Directions: Extract the full set of records that follows, word for word.

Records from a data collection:
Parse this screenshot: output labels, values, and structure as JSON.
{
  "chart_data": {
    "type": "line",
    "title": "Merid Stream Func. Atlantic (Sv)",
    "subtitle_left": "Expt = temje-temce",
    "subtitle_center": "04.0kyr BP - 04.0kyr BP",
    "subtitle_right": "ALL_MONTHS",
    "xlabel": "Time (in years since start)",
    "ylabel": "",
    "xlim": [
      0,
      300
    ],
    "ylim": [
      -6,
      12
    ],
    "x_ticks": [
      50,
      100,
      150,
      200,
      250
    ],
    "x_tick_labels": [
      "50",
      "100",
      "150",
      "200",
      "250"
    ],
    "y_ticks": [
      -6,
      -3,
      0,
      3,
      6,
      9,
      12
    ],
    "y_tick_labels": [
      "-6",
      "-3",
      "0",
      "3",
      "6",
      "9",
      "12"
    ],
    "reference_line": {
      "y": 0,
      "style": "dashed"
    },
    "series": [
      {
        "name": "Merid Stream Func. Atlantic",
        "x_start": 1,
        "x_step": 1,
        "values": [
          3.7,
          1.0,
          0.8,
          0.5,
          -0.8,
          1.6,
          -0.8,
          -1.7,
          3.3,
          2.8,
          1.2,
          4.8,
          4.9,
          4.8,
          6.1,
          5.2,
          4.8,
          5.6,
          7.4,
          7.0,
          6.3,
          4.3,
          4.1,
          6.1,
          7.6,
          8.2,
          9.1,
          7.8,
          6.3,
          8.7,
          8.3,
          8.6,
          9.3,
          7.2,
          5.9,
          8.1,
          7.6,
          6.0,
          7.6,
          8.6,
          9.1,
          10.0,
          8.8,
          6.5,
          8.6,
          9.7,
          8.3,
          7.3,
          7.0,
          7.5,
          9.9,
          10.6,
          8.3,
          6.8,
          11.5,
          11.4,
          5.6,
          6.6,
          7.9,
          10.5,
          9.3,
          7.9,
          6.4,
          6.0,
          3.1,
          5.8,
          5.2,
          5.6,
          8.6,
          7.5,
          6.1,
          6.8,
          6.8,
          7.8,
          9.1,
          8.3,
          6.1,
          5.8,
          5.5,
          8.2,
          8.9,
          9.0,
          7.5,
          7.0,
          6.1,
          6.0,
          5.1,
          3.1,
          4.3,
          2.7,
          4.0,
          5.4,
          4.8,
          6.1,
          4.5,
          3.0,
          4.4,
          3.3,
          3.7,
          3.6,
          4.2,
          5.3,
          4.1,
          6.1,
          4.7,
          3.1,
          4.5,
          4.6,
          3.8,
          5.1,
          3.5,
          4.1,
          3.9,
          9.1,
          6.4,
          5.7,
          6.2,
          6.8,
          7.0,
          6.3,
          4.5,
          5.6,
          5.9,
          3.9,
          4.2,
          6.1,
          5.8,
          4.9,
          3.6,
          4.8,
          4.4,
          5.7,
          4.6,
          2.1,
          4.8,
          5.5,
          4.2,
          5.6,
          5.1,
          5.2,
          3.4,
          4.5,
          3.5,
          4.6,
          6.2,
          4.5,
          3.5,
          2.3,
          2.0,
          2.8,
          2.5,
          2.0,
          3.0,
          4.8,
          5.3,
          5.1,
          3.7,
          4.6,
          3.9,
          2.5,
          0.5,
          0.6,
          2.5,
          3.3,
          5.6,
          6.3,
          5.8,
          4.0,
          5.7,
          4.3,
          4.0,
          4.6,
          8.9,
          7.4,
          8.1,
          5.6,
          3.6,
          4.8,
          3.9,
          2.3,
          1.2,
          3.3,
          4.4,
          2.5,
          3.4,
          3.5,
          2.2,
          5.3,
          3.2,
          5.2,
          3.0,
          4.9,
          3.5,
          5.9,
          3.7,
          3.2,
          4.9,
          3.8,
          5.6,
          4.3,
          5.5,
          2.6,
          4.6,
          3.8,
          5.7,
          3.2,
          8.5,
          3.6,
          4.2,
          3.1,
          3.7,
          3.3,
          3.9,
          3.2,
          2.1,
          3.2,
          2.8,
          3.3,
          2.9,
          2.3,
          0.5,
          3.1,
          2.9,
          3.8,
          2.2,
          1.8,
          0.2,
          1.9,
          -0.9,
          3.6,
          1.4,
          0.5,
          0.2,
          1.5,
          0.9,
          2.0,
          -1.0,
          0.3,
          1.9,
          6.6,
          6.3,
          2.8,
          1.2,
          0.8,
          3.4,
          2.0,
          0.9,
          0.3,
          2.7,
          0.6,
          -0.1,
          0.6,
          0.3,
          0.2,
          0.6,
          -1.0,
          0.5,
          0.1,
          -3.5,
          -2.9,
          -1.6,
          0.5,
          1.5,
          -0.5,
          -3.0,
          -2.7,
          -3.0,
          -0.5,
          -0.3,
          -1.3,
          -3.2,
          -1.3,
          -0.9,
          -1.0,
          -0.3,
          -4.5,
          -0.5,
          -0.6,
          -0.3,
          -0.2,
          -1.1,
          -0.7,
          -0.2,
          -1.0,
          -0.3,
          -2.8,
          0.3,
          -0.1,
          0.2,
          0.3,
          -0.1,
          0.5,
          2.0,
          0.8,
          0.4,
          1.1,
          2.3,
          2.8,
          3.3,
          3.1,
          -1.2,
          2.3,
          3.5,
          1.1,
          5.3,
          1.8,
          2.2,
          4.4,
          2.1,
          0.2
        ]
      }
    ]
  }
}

Reply:
Parse this screenshot: output labels, values, and structure as JSON.
{
  "chart_data": {
    "type": "line",
    "title": "Merid Stream Func. Atlantic (Sv)",
    "subtitle_left": "Expt = temje-temce",
    "subtitle_center": "04.0kyr BP - 04.0kyr BP",
    "subtitle_right": "ALL_MONTHS",
    "xlabel": "Time (in years since start)",
    "ylabel": "",
    "xlim": [
      0,
      300
    ],
    "ylim": [
      -6,
      12
    ],
    "x_ticks": [
      50,
      100,
      150,
      200,
      250
    ],
    "x_tick_labels": [
      "50",
      "100",
      "150",
      "200",
      "250"
    ],
    "y_ticks": [
      -6,
      -3,
      0,
      3,
      6,
      9,
      12
    ],
    "y_tick_labels": [
      "-6",
      "-3",
      "0",
      "3",
      "6",
      "9",
      "12"
    ],
    "reference_line": {
      "y": 0,
      "style": "dashed"
    },
    "series": [
      {
        "name": "Merid Stream Func. Atlantic",
        "x_start": 1,
        "x_step": 1,
        "values": [
          3.7,
          1.0,
          0.8,
          0.5,
          -0.8,
          1.6,
          -0.8,
          -1.7,
          3.3,
          2.8,
          1.2,
          4.8,
          4.9,
          4.8,
          6.1,
          5.2,
          4.8,
          5.6,
          7.4,
          7.0,
          6.3,
          4.3,
          4.1,
          6.1,
          7.6,
          8.2,
          9.1,
          7.8,
          6.3,
          8.7,
          8.3,
          8.6,
          9.3,
          7.2,
          5.9,
          8.1,
          7.6,
          6.0,
          7.6,
          8.6,
          9.1,
          10.0,
          8.8,
          6.5,
          8.6,
          9.7,
          8.3,
          7.3,
          7.0,
          7.5,
          9.9,
          10.6,
          8.3,
          6.8,
          11.5,
          11.4,
          5.6,
          6.6,
          7.9,
          10.5,
          9.3,
          7.9,
          6.4,
          6.0,
          3.1,
          5.8,
          5.2,
          5.6,
          8.6,
          7.5,
          6.1,
          6.8,
          6.8,
          7.8,
          9.1,
          8.3,
          6.1,
          5.8,
          5.5,
          8.2,
          8.9,
          9.0,
          7.5,
          7.0,
          6.1,
          6.0,
          5.1,
          3.1,
          4.3,
          2.7,
          4.0,
          5.4,
          4.8,
          6.1,
          4.5,
          3.0,
          4.4,
          3.3,
          3.7,
          3.6,
          4.2,
          5.3,
          4.1,
          6.1,
          4.7,
          3.1,
          4.5,
          4.6,
          3.8,
          5.1,
          3.5,
          4.1,
          3.9,
          9.1,
          6.4,
          5.7,
          6.2,
          6.8,
          7.0,
          6.3,
          4.5,
          5.6,
          5.9,
          3.9,
          4.2,
          6.1,
          5.8,
          4.9,
          3.6,
          4.8,
          4.4,
          5.7,
          4.6,
          2.1,
          4.8,
          5.5,
          4.2,
          5.6,
          5.1,
          5.2,
          3.4,
          4.5,
          3.5,
          4.6,
          6.2,
          4.5,
          3.5,
          2.3,
          2.0,
          2.8,
          2.5,
          2.0,
          3.0,
          4.8,
          5.3,
          5.1,
          3.7,
          4.6,
          3.9,
          2.5,
          0.5,
          0.6,
          2.5,
          3.3,
          5.6,
          6.3,
          5.8,
          4.0,
          5.7,
          4.3,
          4.0,
          4.6,
          8.9,
          7.4,
          8.1,
          5.6,
          3.6,
          4.8,
          3.9,
          2.3,
          1.2,
          3.3,
          4.4,
          2.5,
          3.4,
          3.5,
          2.2,
          5.3,
          3.2,
          5.2,
          3.0,
          4.9,
          3.5,
          5.9,
          3.7,
          3.2,
          4.9,
          3.8,
          5.6,
          4.3,
          5.5,
          2.6,
          4.6,
          3.8,
          5.7,
          3.2,
          8.5,
          3.6,
          4.2,
          3.1,
          3.7,
          3.3,
          3.9,
          3.2,
          2.1,
          3.2,
          2.8,
          3.3,
          2.9,
          2.3,
          0.5,
          3.1,
          2.9,
          3.8,
          2.2,
          1.8,
          0.2,
          1.9,
          -0.9,
          3.6,
          1.4,
          0.5,
          0.2,
          1.5,
          0.9,
          2.0,
          -1.0,
          0.3,
          1.9,
          6.6,
          6.3,
          2.8,
          1.2,
          0.8,
          3.4,
          2.0,
          0.9,
          0.3,
          2.7,
          0.6,
          -0.1,
          0.6,
          0.3,
          0.2,
          0.6,
          -1.0,
          0.5,
          0.1,
          -3.5,
          -2.9,
          -1.6,
          0.5,
          1.5,
          -0.5,
          -3.0,
          -2.7,
          -3.0,
          -0.5,
          -0.3,
          -1.3,
          -3.2,
          -1.3,
          -0.9,
          -1.0,
          -0.3,
          -4.5,
          -0.5,
          -0.6,
          -0.3,
          -0.2,
          -1.1,
          -0.7,
          -0.2,
          -1.0,
          -0.3,
          -2.8,
          0.3,
          -0.1,
          0.2,
          0.3,
          -0.1,
          0.5,
          2.0,
          0.8,
          0.4,
          1.1,
          2.3,
          2.8,
          3.3,
          3.1,
          -1.2,
          2.3,
          3.5,
          1.1,
          5.3,
          1.8,
          2.2,
          4.4,
          2.1,
          0.2
        ]
      }
    ]
  }
}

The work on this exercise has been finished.